** BEGIN TEXT SEGMENT **

3

I have read that lz4 algorithm is very fast and has pretty good compression. But in my test app compressed text is larger than the source text. What is the problem?

srand(time(NULL));
std::string text;
for (int i = 0; i < 65535; ++i)
    text.push_back((char)(0 + rand() % 256));

cout << "Text size: " << text.size() << endl;

char *compressedData = new char[text.size() * 2];
int compressedSize = LZ4_compress(text.c_str(), text.size(), compressedData);

cout << "Compressed size: " << compressedSize << endl;

I also tried LZ4_compress, but result is the same. But if I generate string with same symbols or say with two different symbols, then compression is present.

** END TEXT SEGMENT **

REQUIRED TASKS:
- a) Answer these questions using the lz4 compression question:
(i) How many times does the loop that builds the test string run?
(ii) How large is the buffer allocated for the compressed output?
(iii) With what kind of generated string does the poster say compression does occur?
- b) Name every variable declared in the code of the lz4 compression question.
- c) Continue the lz4 compression question from its last sentence.

** BEGIN SUPPLIED DATA **

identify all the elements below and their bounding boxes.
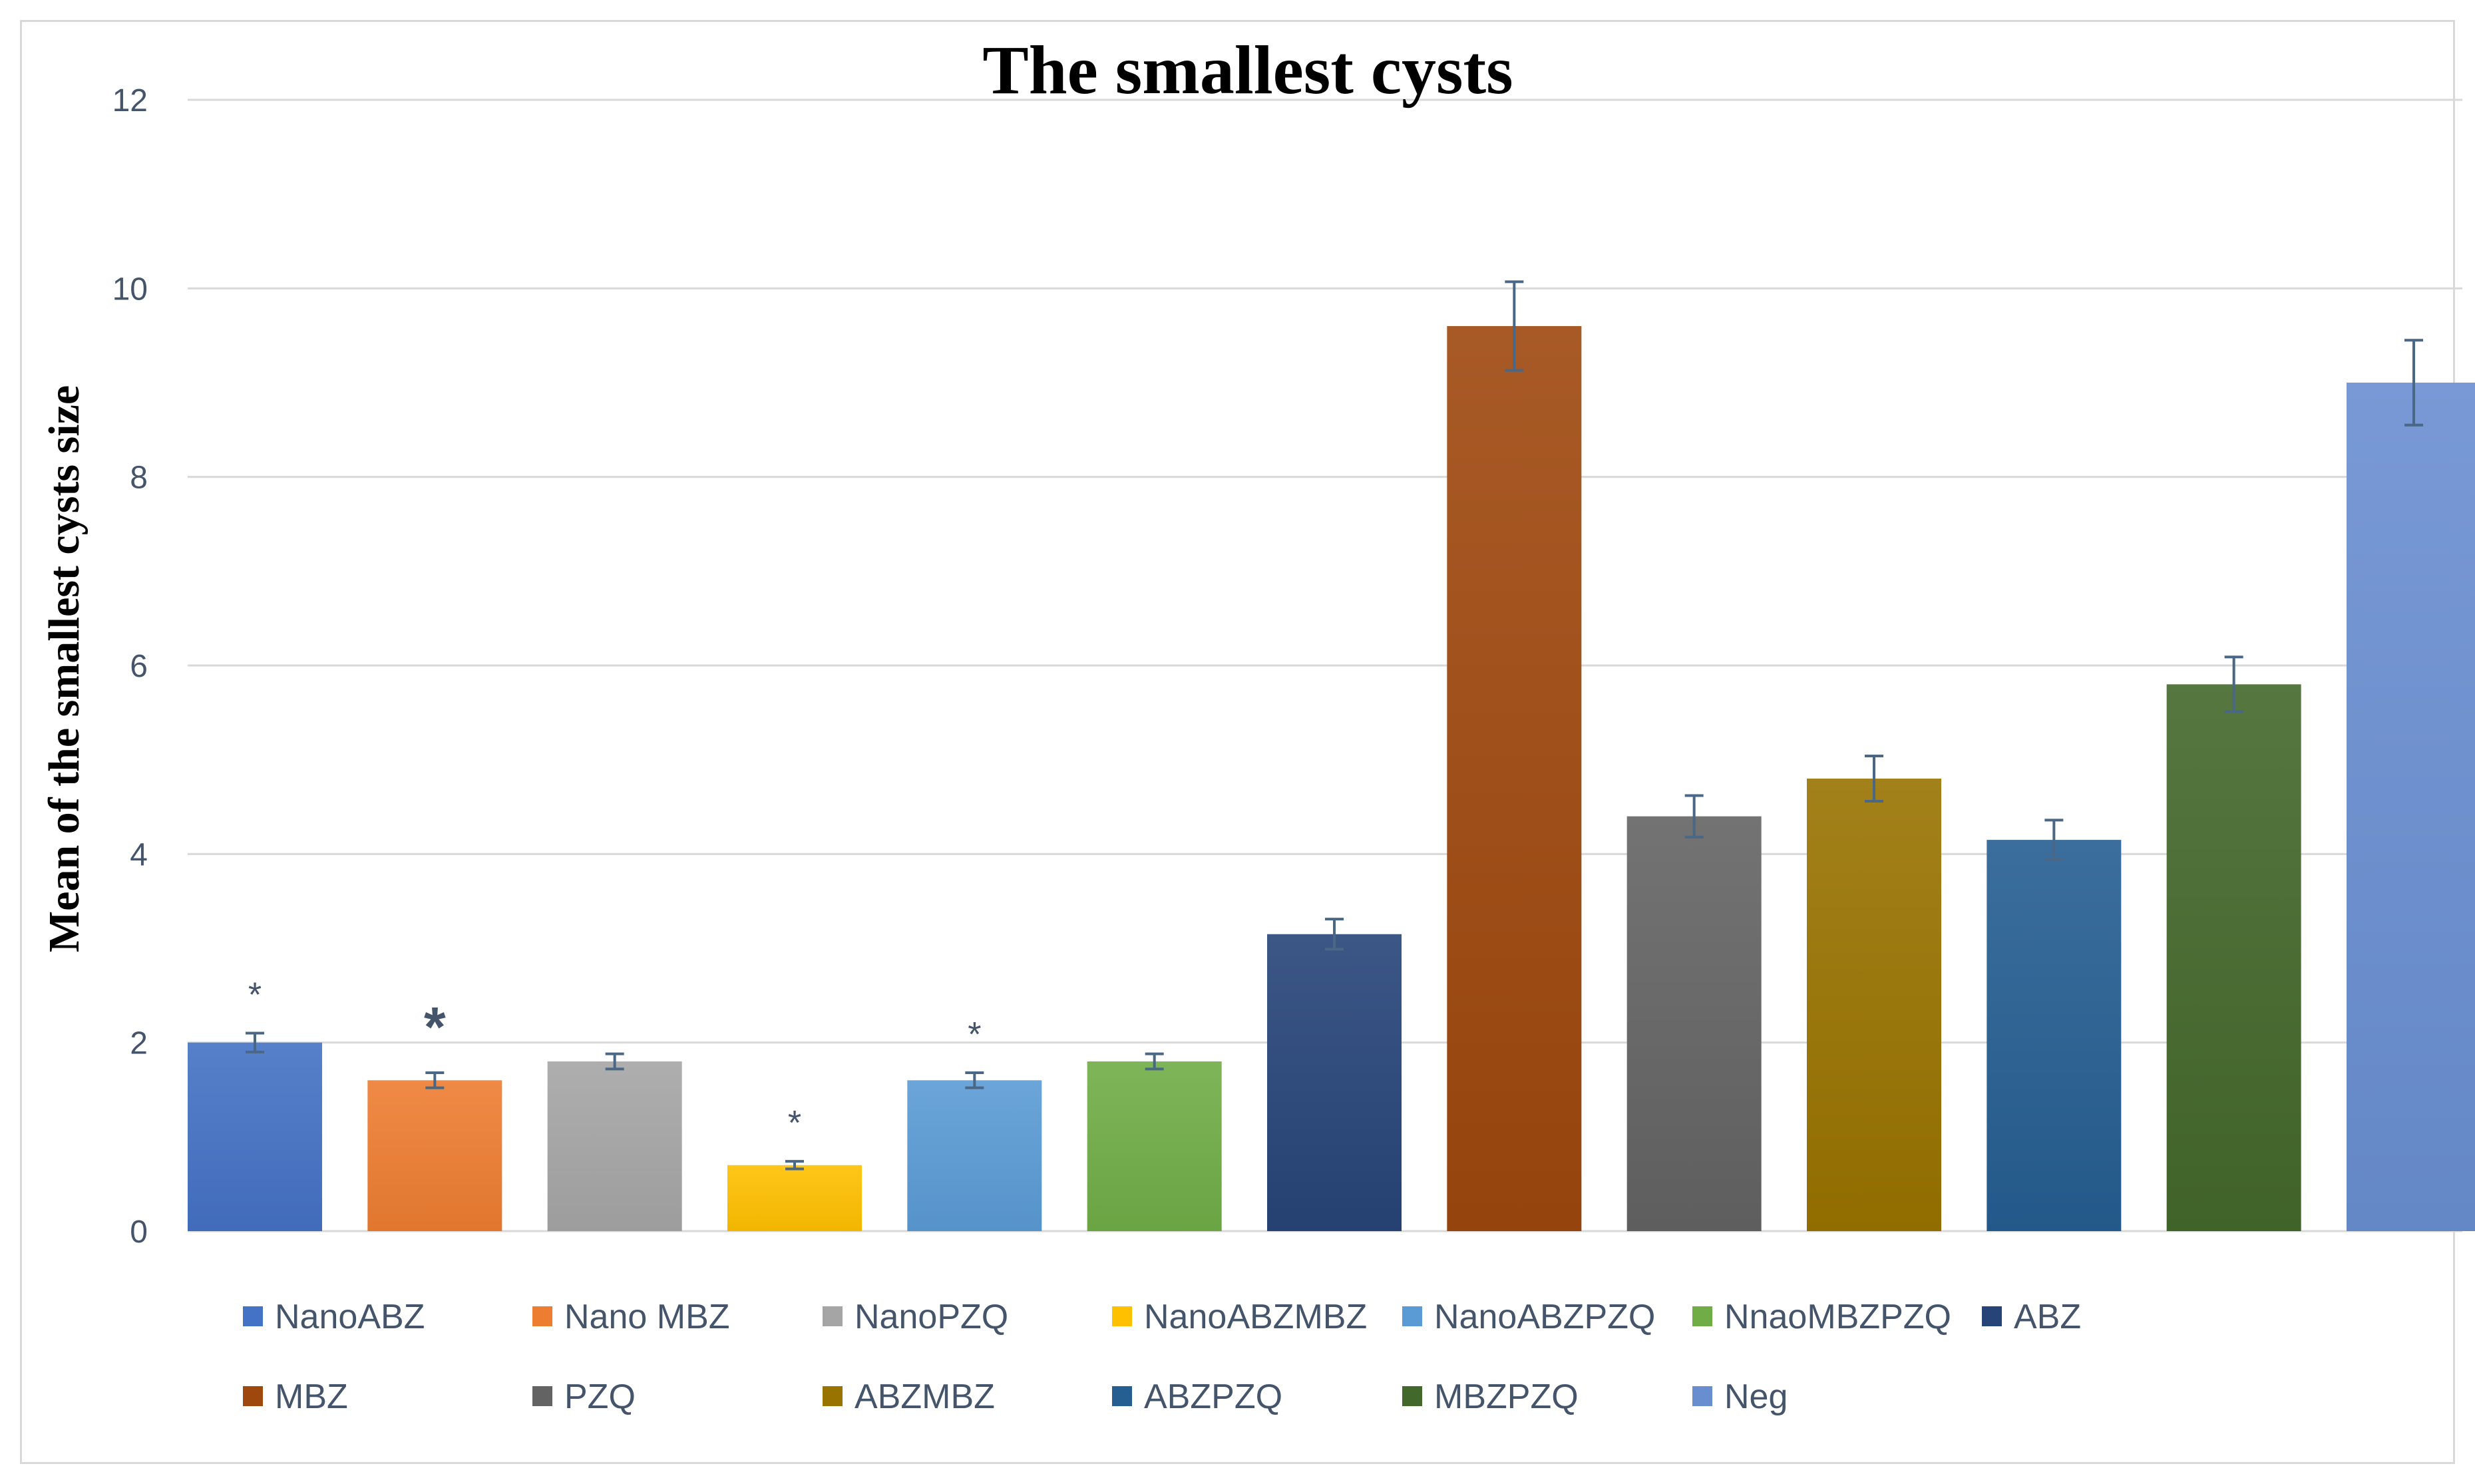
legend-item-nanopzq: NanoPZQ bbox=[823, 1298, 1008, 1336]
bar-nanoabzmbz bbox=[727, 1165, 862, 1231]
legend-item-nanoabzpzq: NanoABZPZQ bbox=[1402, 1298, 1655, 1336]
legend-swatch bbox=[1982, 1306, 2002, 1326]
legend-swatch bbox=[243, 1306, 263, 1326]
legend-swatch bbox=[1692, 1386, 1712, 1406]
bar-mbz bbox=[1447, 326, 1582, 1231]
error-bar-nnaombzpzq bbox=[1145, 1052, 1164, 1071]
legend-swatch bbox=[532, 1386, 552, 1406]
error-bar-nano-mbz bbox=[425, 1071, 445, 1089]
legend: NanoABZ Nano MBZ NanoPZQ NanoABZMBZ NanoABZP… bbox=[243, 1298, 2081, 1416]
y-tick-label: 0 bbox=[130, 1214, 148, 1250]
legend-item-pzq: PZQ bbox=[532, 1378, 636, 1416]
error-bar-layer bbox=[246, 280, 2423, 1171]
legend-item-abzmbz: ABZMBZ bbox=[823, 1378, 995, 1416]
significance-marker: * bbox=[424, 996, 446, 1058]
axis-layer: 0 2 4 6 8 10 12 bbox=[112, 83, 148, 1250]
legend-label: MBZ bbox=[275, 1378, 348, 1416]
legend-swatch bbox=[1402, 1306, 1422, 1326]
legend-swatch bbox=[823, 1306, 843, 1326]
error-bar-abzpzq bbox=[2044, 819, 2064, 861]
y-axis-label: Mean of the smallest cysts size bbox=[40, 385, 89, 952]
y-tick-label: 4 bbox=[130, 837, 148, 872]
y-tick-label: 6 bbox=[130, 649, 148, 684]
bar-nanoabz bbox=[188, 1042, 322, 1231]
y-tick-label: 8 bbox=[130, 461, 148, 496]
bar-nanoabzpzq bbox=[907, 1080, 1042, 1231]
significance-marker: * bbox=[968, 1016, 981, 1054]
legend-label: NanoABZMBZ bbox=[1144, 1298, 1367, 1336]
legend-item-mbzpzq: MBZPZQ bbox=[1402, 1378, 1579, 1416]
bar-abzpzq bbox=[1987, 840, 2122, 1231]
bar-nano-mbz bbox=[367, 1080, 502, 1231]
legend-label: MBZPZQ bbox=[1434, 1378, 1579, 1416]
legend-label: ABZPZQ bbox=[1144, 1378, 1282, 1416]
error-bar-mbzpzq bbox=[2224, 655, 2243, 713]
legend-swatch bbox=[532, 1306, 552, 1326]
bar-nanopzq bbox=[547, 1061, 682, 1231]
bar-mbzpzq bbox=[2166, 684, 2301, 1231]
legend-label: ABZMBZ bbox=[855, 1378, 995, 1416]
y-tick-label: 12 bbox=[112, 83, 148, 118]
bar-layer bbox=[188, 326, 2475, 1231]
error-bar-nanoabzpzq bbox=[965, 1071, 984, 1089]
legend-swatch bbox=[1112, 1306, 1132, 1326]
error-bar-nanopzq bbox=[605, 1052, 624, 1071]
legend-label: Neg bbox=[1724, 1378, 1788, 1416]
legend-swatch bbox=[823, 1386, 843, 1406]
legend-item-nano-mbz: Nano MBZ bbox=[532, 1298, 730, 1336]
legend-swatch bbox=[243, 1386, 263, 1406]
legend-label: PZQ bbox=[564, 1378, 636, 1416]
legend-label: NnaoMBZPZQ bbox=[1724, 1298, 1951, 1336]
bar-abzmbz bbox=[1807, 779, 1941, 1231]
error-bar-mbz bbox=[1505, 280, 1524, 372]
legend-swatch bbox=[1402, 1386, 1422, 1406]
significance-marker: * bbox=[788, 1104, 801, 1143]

** END SUPPLIED DATA **

ANSWERS GIVEN:
- a)
(i) 65535 times.
(ii) Twice the size of the text (text.size() * 2).
(iii) A string made of the same symbols, or of two different symbols.

- b) text, i, compressedData, compressedSize

- c)
wallyk
  • 56,922
  • 16
  • 83
  • 148
user2123079
  • 656
  • 8
  • 29
  • 7
    What do you expect from compression of random data not having patterns (your question is actually the answer) ? –  Aug 05 '15 at 17:43
  • Text size: 65535 Compressed size: 65793 – user2123079 Aug 05 '15 at 17:43
  • 3
    noise (== random data) is not compressible. It's a core property of a random source. For your test to be valid, you should better load some real text into your buffer. – Cyan Aug 05 '15 at 22:18

1 Answers1

5

Have a look at a description of the LZ4 algorithm. It references common substrings within the compressed text. It uses the already output text as a dictionary.

Random text or any other material without repeating sequences of any length will not compress well using it. For that plaintext, a bit compression algorithm will probably do better.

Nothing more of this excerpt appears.